> _Task directions_
Repeat every record below exactly, leaving out the pictures.

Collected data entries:
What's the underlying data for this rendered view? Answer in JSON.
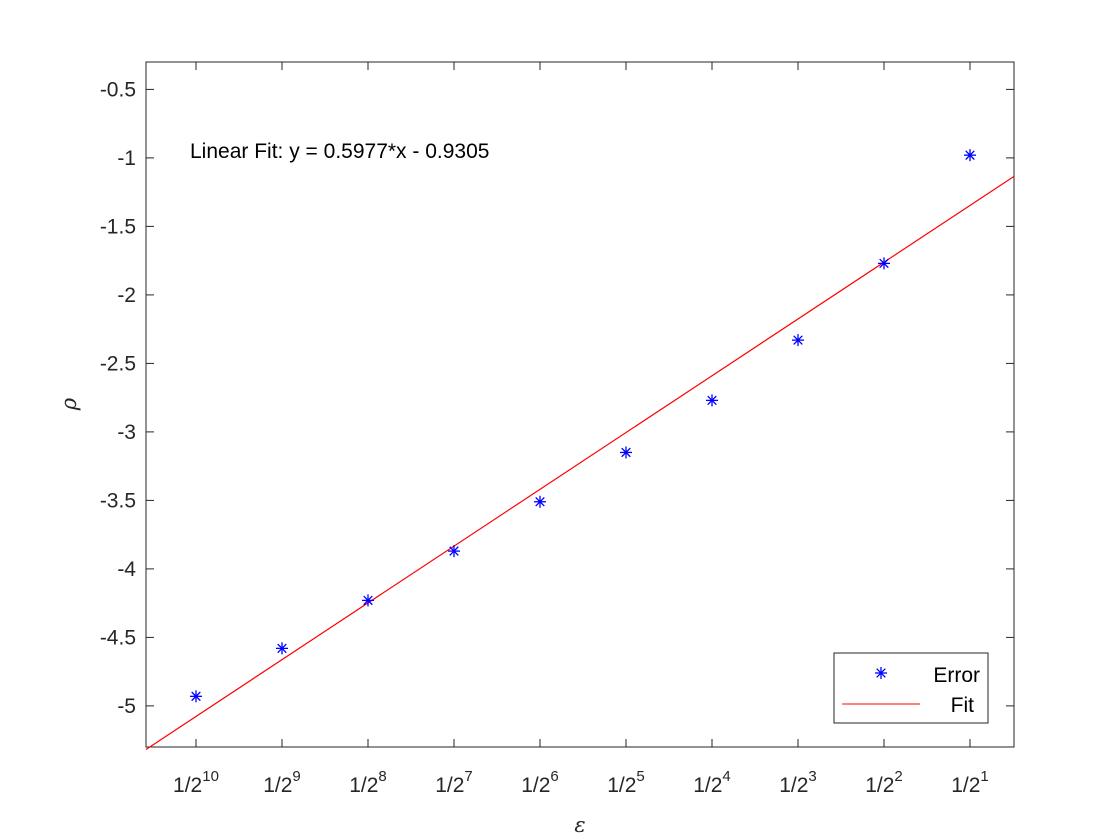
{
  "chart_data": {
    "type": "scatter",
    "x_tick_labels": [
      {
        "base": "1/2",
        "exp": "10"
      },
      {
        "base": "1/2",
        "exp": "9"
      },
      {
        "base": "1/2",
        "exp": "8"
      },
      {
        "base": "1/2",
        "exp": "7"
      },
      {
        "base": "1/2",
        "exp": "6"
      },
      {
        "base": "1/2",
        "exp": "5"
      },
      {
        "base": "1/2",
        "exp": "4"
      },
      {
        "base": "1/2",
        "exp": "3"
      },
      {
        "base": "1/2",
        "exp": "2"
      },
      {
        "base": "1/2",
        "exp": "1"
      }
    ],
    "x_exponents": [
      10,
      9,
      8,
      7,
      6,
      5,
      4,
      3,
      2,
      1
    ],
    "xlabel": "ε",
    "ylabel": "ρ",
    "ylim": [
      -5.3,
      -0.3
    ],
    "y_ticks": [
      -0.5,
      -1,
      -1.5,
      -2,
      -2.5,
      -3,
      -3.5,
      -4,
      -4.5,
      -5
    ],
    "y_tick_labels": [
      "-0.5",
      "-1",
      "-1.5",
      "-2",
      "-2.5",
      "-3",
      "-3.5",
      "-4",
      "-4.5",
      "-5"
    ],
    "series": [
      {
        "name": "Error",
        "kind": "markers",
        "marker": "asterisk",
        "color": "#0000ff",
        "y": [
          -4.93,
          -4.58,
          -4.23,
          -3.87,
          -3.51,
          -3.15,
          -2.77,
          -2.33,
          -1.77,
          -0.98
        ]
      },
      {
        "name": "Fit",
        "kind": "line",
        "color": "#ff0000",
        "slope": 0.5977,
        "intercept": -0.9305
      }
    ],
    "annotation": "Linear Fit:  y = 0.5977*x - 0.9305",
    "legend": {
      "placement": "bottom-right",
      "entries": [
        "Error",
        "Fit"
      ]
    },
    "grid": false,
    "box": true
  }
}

> _Solution to the exercise_
What's the underlying data for this rendered view? Answer in JSON.
{
  "chart_data": {
    "type": "scatter",
    "x_tick_labels": [
      {
        "base": "1/2",
        "exp": "10"
      },
      {
        "base": "1/2",
        "exp": "9"
      },
      {
        "base": "1/2",
        "exp": "8"
      },
      {
        "base": "1/2",
        "exp": "7"
      },
      {
        "base": "1/2",
        "exp": "6"
      },
      {
        "base": "1/2",
        "exp": "5"
      },
      {
        "base": "1/2",
        "exp": "4"
      },
      {
        "base": "1/2",
        "exp": "3"
      },
      {
        "base": "1/2",
        "exp": "2"
      },
      {
        "base": "1/2",
        "exp": "1"
      }
    ],
    "x_exponents": [
      10,
      9,
      8,
      7,
      6,
      5,
      4,
      3,
      2,
      1
    ],
    "xlabel": "ε",
    "ylabel": "ρ",
    "ylim": [
      -5.3,
      -0.3
    ],
    "y_ticks": [
      -0.5,
      -1,
      -1.5,
      -2,
      -2.5,
      -3,
      -3.5,
      -4,
      -4.5,
      -5
    ],
    "y_tick_labels": [
      "-0.5",
      "-1",
      "-1.5",
      "-2",
      "-2.5",
      "-3",
      "-3.5",
      "-4",
      "-4.5",
      "-5"
    ],
    "series": [
      {
        "name": "Error",
        "kind": "markers",
        "marker": "asterisk",
        "color": "#0000ff",
        "y": [
          -4.93,
          -4.58,
          -4.23,
          -3.87,
          -3.51,
          -3.15,
          -2.77,
          -2.33,
          -1.77,
          -0.98
        ]
      },
      {
        "name": "Fit",
        "kind": "line",
        "color": "#ff0000",
        "slope": 0.5977,
        "intercept": -0.9305
      }
    ],
    "annotation": "Linear Fit:  y = 0.5977*x - 0.9305",
    "legend": {
      "placement": "bottom-right",
      "entries": [
        "Error",
        "Fit"
      ]
    },
    "grid": false,
    "box": true
  }
}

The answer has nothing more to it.